**** Testo riportato ****

RoBee R19 al lavoro in ambiente produttivo industriale: il robot umanoide cognitivo di Oversonic Robotics è progettato per operare in contesti manifatturieri ad alta precisione, come la produzione di sistemi satellitari di Space Industries.
Un robot umanoide cognitivo che opera in linee di produzione satellitare: è la scommessa industriale che unisce Comat S.p.A., storica realtà piemontese dell’energia e degli impianti di riscaldamento, e Oversonic Robotics, startup italiana fondata nel 2020 specializzata in robotica umanoide cognitiva e creatrice di RoBee.
L’accordo, strutturato con l’ingresso di Comat nel capitale di Oversonic tramite il veicolo Fimag, porta per la prima volta la robotica cognitiva all’interno di un processo manifatturiero ad altissima complessità tecnologica come l’integrazione di sistemi satellitari.
Automazione avanzata per i satelliti: la sinergia Comat-Oversonic
Il cuore dell’operazione è Space Industries, la piattaforma del Gruppo Comat dedicata alla produzione di satelliti. È qui che RoBee – progettato per ambienti dove precisione, flessibilità e gestione integrata dei dati sono imprescindibili – troverà il suo banco di prova più esigente. La scalabilità dei processi produttivi spaziali, tradizionalmente affidata a operatori altamente specializzati, potrà contare su un sistema capace di adattarsi a scenari articolati e mutevoli.
Per Comat, che ha costruito la propria solidità in oltre cinquant’anni nel settore energetico, l’investimento in robotica umanoide cognitiva rappresenta una traiettoria di diversificazione coerente.
“Abbiamo costruito la nostra solidità in oltre cinquant’anni di attività nell’energia e nella gestione di impianti; oggi continuiamo ad affiancare a questo patrimonio nuove traiettorie di crescita, selezionando iniziative che uniscono innovazione, competenze ingegneristiche e potenziale di scalabilità” dichiara Vittorio Micelli, AD di Comat.
RoBee: cosa può fare un robot umanoide in una fabbrica del futuro
Sviluppato dal 2020, RoBee non è un cobot tradizionale: è una piattaforma di intelligenza artificiale incarnata, progettata per operare fianco a fianco con gli operatori in contesti dove qualità e affidabilità sono determinanti. Il volto umanoide non è solo estetica, ma facilita l’interazione con il personale e abbassa la barriera cognitiva all’accettazione della macchina in produzione, in linea con i principi dell’Industria 5.0 e del suo approccio “human-centered”.

**** Dati grezzi ****

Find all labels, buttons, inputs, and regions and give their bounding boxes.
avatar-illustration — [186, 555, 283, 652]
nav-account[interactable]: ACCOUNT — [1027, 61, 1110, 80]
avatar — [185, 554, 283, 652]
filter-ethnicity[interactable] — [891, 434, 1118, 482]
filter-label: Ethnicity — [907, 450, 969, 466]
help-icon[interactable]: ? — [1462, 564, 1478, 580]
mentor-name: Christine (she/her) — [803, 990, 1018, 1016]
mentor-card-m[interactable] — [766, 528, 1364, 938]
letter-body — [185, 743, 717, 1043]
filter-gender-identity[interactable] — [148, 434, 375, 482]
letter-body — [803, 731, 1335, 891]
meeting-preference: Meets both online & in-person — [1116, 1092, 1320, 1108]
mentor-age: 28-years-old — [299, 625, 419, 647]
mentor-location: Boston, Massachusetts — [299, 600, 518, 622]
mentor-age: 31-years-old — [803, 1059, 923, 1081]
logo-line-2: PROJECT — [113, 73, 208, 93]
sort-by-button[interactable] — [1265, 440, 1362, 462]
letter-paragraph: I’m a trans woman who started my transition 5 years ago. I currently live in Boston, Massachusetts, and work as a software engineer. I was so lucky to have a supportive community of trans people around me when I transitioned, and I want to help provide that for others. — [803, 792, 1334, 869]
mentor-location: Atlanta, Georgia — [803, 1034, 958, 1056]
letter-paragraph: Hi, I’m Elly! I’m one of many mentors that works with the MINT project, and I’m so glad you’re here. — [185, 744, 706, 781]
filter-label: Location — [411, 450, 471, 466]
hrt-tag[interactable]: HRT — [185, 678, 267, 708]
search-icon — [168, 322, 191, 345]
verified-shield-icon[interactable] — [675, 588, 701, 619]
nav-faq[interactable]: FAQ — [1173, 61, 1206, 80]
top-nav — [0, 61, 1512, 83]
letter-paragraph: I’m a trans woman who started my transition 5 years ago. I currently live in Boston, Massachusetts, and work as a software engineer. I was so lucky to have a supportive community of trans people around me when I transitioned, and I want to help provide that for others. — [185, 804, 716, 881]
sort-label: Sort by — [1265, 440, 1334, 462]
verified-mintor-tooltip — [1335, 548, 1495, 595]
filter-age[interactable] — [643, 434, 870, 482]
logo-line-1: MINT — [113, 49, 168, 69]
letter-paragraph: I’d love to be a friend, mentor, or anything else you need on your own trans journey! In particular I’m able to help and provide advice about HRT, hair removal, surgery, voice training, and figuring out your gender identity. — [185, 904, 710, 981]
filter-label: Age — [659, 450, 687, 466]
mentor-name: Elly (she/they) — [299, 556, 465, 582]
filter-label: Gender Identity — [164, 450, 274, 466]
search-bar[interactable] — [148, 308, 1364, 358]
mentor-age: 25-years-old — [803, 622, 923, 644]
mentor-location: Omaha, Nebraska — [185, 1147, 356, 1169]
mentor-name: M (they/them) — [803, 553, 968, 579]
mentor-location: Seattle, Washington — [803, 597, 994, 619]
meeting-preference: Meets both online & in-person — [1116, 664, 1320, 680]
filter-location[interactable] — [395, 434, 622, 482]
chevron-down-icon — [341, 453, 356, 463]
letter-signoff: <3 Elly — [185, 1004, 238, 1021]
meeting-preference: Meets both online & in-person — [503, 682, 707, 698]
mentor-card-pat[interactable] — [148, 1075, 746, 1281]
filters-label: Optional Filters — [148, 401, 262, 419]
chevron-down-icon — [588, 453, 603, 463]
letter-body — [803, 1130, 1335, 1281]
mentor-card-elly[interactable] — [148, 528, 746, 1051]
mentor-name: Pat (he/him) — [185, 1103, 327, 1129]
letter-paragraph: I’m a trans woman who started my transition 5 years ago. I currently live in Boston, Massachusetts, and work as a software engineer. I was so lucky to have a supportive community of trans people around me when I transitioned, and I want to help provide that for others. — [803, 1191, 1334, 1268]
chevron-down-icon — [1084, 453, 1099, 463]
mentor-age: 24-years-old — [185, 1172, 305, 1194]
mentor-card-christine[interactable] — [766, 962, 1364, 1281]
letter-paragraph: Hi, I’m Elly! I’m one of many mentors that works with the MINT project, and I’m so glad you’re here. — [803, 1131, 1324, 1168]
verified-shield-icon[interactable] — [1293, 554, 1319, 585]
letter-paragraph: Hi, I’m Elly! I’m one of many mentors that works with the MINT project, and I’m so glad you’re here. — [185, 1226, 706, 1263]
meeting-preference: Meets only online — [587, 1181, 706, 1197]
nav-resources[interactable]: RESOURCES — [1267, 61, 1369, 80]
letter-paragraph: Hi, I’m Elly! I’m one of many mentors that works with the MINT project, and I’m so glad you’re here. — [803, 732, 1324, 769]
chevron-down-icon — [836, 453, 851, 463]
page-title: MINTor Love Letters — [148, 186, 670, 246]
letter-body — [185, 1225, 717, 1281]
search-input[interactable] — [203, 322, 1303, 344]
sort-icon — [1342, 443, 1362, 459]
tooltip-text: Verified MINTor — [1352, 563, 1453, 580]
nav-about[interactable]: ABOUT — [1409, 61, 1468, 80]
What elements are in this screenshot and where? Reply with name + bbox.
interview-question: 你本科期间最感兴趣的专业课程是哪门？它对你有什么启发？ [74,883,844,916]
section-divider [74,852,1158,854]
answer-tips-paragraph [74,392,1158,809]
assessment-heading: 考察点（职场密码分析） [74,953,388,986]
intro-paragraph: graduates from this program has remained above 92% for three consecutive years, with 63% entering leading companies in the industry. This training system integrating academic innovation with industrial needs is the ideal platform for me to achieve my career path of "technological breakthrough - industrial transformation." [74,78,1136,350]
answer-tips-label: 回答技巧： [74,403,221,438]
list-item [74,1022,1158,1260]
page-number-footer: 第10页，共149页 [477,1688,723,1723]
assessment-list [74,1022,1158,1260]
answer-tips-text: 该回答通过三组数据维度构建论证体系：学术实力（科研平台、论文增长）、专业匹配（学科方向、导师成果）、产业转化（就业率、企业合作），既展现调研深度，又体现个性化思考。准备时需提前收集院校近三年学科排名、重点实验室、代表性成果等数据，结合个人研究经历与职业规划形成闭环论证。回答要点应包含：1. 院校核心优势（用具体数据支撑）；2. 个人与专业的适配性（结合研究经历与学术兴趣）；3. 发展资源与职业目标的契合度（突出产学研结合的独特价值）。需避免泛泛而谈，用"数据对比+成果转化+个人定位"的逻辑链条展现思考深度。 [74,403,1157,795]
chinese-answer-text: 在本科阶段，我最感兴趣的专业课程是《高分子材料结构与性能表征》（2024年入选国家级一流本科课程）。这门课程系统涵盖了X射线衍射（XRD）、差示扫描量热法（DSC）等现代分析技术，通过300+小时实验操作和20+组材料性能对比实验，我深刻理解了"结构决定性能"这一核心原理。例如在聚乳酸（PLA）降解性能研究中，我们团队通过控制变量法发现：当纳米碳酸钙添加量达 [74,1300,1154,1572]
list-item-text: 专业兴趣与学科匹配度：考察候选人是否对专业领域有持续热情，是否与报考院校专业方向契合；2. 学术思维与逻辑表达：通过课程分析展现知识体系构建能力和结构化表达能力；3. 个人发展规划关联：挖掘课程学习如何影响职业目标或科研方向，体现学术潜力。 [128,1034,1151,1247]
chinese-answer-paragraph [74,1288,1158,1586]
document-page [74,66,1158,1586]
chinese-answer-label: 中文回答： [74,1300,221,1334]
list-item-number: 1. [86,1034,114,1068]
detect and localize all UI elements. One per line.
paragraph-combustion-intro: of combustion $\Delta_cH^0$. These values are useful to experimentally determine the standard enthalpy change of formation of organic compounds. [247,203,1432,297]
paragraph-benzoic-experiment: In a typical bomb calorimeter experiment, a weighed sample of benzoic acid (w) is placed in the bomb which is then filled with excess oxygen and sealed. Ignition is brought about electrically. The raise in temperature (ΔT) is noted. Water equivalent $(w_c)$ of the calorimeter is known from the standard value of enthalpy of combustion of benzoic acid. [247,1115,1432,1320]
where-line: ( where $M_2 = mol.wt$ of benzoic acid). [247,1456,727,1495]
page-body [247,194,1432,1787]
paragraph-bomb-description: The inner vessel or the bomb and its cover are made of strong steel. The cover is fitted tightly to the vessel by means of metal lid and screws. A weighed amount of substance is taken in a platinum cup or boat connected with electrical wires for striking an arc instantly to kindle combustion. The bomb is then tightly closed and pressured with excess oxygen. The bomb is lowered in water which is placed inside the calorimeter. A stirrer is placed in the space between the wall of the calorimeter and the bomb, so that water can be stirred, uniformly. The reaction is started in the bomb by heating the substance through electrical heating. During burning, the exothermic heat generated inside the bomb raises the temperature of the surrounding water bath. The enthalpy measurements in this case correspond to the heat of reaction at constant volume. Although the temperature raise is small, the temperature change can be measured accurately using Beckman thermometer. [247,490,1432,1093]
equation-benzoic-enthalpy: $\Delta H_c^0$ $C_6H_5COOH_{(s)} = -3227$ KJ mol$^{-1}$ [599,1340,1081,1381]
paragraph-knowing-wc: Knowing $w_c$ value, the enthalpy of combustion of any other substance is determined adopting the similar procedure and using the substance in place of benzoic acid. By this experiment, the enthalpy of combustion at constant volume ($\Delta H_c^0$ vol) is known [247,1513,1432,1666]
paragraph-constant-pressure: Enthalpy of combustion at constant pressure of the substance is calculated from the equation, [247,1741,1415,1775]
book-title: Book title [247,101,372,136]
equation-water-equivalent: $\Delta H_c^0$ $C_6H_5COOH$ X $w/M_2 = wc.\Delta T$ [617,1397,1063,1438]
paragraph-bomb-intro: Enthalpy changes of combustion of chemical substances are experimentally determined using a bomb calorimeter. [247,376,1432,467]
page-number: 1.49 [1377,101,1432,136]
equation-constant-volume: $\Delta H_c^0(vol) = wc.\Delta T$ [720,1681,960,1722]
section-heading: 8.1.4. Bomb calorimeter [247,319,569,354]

****

§ **Compiti**:
1. Rispondi a queste domande sull'articolo su RoBee:
(a) In che anno è stata fondata Oversonic Robotics?
(b) Attraverso quale veicolo Comat entra nel capitale di Oversonic?
(c) Chi è l'AD di Comat?
2. Scrivi il seguito dell'articolo su RoBee, partendo subito dopo l'ultima frase mostrata.
I record non hanno alcun ruolo in questo lavoro.

§ **Risposte in ordine**:
1.
(a) Nel 2020.
(b) Attraverso il veicolo Fimag.
(c) Vittorio Micelli.

2.
Sul piano tecnico, il sistema integra percezione visiva, elaborazione dati in tempo reale e capacità manipolativa bimanuale: caratteristiche che lo rendono adatto non solo al manifatturiero aerospaziale, ma a qualsiasi linea produttiva ad alto contenuto tecnologico che richieda flessibilità operativa senza rinunciare alla ripetibilità tipica dell’automazione industriale.
Perché un’azienda manifatturiera dovrebbe investire in robotica cognitiva?
La risposta che emerge da questa partnership è concreta: perché le finestre di applicazione si stanno aprendo prima del previsto. “L’operazione è profondamente industriale: ci consente di testare e implementare soluzioni che uniscono capacità tecnologiche, know-how operativo e integrazione in filiere complesse”, spiega Paolo Denti, AD di Oversonic.
L’accordo con Comat non è un esperimento da laboratorio, ma un deployment reale in un contesto produttivo certificato, con requisiti di qualità tra i più stringenti dell'industria.
Per le aziende manifatturiere che guardano all’automazione di nuova generazione, il caso Oversonic-Comat offre un modello di adozione graduale e industrialmente fondato: partnership azionaria, condivisione di know-how e collaudo in produzione reale, prima di una diffusione su scala. Un percorso che riduce il rischio tecnologico e accelera il ritorno sull’investimento in soluzioni di robotica avanzata.
L’accordo segna anche un segnale più ampio per la filiera industriale italiana: la space economy non è più un dominio esclusivo di grandi contractor aerospaziali, ma un ecosistema aperto a integratori, impiantisti e sviluppatori di tecnologie abilitanti, tra cui, oggi, i costruttori di robot a morfologia umana.

Il volto umanoide di RoBee favorisce l’interazione naturale con gli operatori in linea. Un approccio human-centered che anticipa i principi dell’Industria 5.0 e abbassa la barriera all’adozione della robotica avanzata in fabbrica.